Directions :: Write out the material below again, unchanged.

Records shown ::

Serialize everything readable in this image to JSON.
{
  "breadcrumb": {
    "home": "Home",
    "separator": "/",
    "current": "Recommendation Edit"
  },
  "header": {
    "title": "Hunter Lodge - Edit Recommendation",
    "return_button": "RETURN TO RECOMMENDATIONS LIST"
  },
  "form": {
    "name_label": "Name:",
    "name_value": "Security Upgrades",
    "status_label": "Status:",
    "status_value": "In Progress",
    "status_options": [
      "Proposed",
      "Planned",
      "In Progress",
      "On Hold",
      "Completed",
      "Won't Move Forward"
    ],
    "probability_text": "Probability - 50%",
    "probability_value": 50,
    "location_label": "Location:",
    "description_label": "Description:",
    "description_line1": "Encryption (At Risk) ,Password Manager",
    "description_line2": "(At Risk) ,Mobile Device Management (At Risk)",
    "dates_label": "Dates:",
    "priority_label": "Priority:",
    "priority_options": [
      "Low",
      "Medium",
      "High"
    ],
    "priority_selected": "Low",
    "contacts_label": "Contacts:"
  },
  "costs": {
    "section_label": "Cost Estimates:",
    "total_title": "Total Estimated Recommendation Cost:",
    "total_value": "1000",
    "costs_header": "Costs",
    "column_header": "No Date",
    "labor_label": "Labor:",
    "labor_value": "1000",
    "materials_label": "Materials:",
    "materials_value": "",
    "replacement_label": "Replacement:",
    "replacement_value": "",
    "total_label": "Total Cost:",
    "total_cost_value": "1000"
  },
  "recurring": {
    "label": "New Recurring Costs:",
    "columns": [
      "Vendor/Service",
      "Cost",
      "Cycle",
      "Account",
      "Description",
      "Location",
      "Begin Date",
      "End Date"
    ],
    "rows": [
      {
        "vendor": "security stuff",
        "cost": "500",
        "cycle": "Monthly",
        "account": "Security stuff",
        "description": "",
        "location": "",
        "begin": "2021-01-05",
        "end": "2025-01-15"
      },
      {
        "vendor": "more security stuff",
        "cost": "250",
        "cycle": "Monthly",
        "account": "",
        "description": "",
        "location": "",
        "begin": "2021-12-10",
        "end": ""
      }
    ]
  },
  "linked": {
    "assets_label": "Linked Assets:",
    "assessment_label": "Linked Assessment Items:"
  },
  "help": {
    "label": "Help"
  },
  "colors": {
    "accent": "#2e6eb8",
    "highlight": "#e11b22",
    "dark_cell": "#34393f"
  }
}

Expected output ::
Serialize everything readable in this image to JSON.
{
  "breadcrumb": {
    "home": "Home",
    "separator": "/",
    "current": "Recommendation Edit"
  },
  "header": {
    "title": "Hunter Lodge - Edit Recommendation",
    "return_button": "RETURN TO RECOMMENDATIONS LIST"
  },
  "form": {
    "name_label": "Name:",
    "name_value": "Security Upgrades",
    "status_label": "Status:",
    "status_value": "In Progress",
    "status_options": [
      "Proposed",
      "Planned",
      "In Progress",
      "On Hold",
      "Completed",
      "Won't Move Forward"
    ],
    "probability_text": "Probability - 50%",
    "probability_value": 50,
    "location_label": "Location:",
    "description_label": "Description:",
    "description_line1": "Encryption (At Risk) ,Password Manager",
    "description_line2": "(At Risk) ,Mobile Device Management (At Risk)",
    "dates_label": "Dates:",
    "priority_label": "Priority:",
    "priority_options": [
      "Low",
      "Medium",
      "High"
    ],
    "priority_selected": "Low",
    "contacts_label": "Contacts:"
  },
  "costs": {
    "section_label": "Cost Estimates:",
    "total_title": "Total Estimated Recommendation Cost:",
    "total_value": "1000",
    "costs_header": "Costs",
    "column_header": "No Date",
    "labor_label": "Labor:",
    "labor_value": "1000",
    "materials_label": "Materials:",
    "materials_value": "",
    "replacement_label": "Replacement:",
    "replacement_value": "",
    "total_label": "Total Cost:",
    "total_cost_value": "1000"
  },
  "recurring": {
    "label": "New Recurring Costs:",
    "columns": [
      "Vendor/Service",
      "Cost",
      "Cycle",
      "Account",
      "Description",
      "Location",
      "Begin Date",
      "End Date"
    ],
    "rows": [
      {
        "vendor": "security stuff",
        "cost": "500",
        "cycle": "Monthly",
        "account": "Security stuff",
        "description": "",
        "location": "",
        "begin": "2021-01-05",
        "end": "2025-01-15"
      },
      {
        "vendor": "more security stuff",
        "cost": "250",
        "cycle": "Monthly",
        "account": "",
        "description": "",
        "location": "",
        "begin": "2021-12-10",
        "end": ""
      }
    ]
  },
  "linked": {
    "assets_label": "Linked Assets:",
    "assessment_label": "Linked Assessment Items:"
  },
  "help": {
    "label": "Help"
  },
  "colors": {
    "accent": "#2e6eb8",
    "highlight": "#e11b22",
    "dark_cell": "#34393f"
  }
}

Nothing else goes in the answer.